> _WHAT IS ASKED_:
Wherever the word "this" appears in a line, extract that line.

> _RECORDS FOR THE EXERCISE_:
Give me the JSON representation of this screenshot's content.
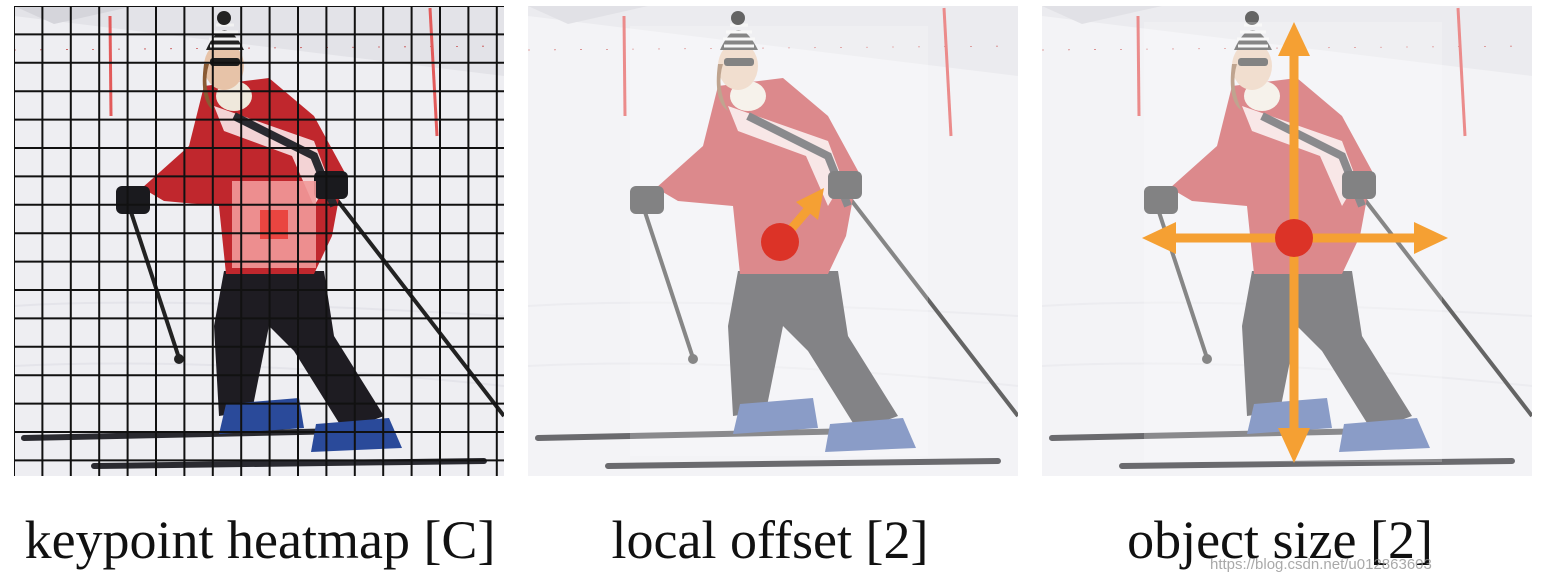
{
  "panels": [
    {
      "caption": "keypoint heatmap [C]"
    },
    {
      "caption": "local offset [2]"
    },
    {
      "caption": "object size [2]"
    }
  ],
  "watermark": "https://blog.csdn.net/u012863603",
  "colors": {
    "center_point": "#dc3327",
    "arrow": "#f5a033",
    "heat_cell_strong": "#ea4540",
    "heat_cell_light": "#f29a9a",
    "jacket": "#c0272d",
    "pants": "#1e1c22",
    "snow": "#eeeef2",
    "grid_line": "#111111"
  }
}
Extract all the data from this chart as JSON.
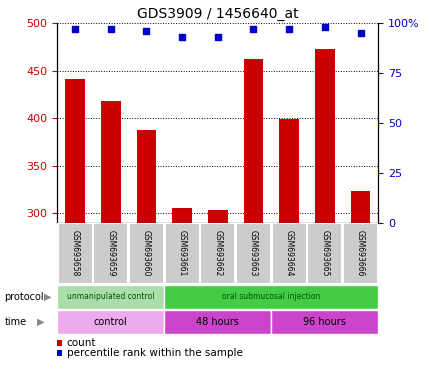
{
  "title": "GDS3909 / 1456640_at",
  "samples": [
    "GSM693658",
    "GSM693659",
    "GSM693660",
    "GSM693661",
    "GSM693662",
    "GSM693663",
    "GSM693664",
    "GSM693665",
    "GSM693666"
  ],
  "count_values": [
    441,
    418,
    388,
    305,
    303,
    462,
    399,
    473,
    323
  ],
  "percentile_values": [
    97,
    97,
    96,
    93,
    93,
    97,
    97,
    98,
    95
  ],
  "ylim_left": [
    290,
    500
  ],
  "ylim_right": [
    0,
    100
  ],
  "yticks_left": [
    300,
    350,
    400,
    450,
    500
  ],
  "yticks_right": [
    0,
    25,
    50,
    75,
    100
  ],
  "ytick_labels_right": [
    "0",
    "25",
    "50",
    "75",
    "100%"
  ],
  "bar_color": "#cc0000",
  "scatter_color": "#0000cc",
  "bar_width": 0.55,
  "protocol_groups": [
    {
      "label": "unmanipulated control",
      "start": 0,
      "end": 3,
      "color": "#aaddaa"
    },
    {
      "label": "oral submucosal injection",
      "start": 3,
      "end": 9,
      "color": "#44cc44"
    }
  ],
  "time_groups": [
    {
      "label": "control",
      "start": 0,
      "end": 3,
      "color": "#eeaaee"
    },
    {
      "label": "48 hours",
      "start": 3,
      "end": 6,
      "color": "#dd44dd"
    },
    {
      "label": "96 hours",
      "start": 6,
      "end": 9,
      "color": "#dd44dd"
    }
  ],
  "grid_color": "#000000",
  "tick_label_color_left": "#cc0000",
  "tick_label_color_right": "#0000cc",
  "box_color": "#cccccc",
  "box_edge_color": "#ffffff"
}
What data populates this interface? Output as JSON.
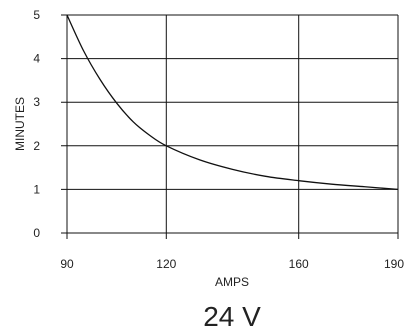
{
  "chart_data": {
    "type": "line",
    "xlabel": "AMPS",
    "ylabel": "MINUTES",
    "caption": "24 V",
    "xlim": [
      90,
      190
    ],
    "ylim": [
      0,
      5
    ],
    "x_ticks": [
      90,
      120,
      160,
      190
    ],
    "y_ticks": [
      0,
      1,
      2,
      3,
      4,
      5
    ],
    "grid": true,
    "series": [
      {
        "x": [
          90,
          95,
          100,
          105,
          110,
          115,
          120,
          130,
          140,
          150,
          160,
          170,
          180,
          190
        ],
        "y": [
          5.0,
          4.18,
          3.52,
          2.98,
          2.55,
          2.24,
          2.0,
          1.68,
          1.46,
          1.3,
          1.2,
          1.12,
          1.06,
          1.0
        ]
      }
    ]
  }
}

> _RESULT BELOW_:
Give me the JSON representation of this screenshot's content.
Extract all the data from this chart as JSON.
What data populates this interface? Output as JSON.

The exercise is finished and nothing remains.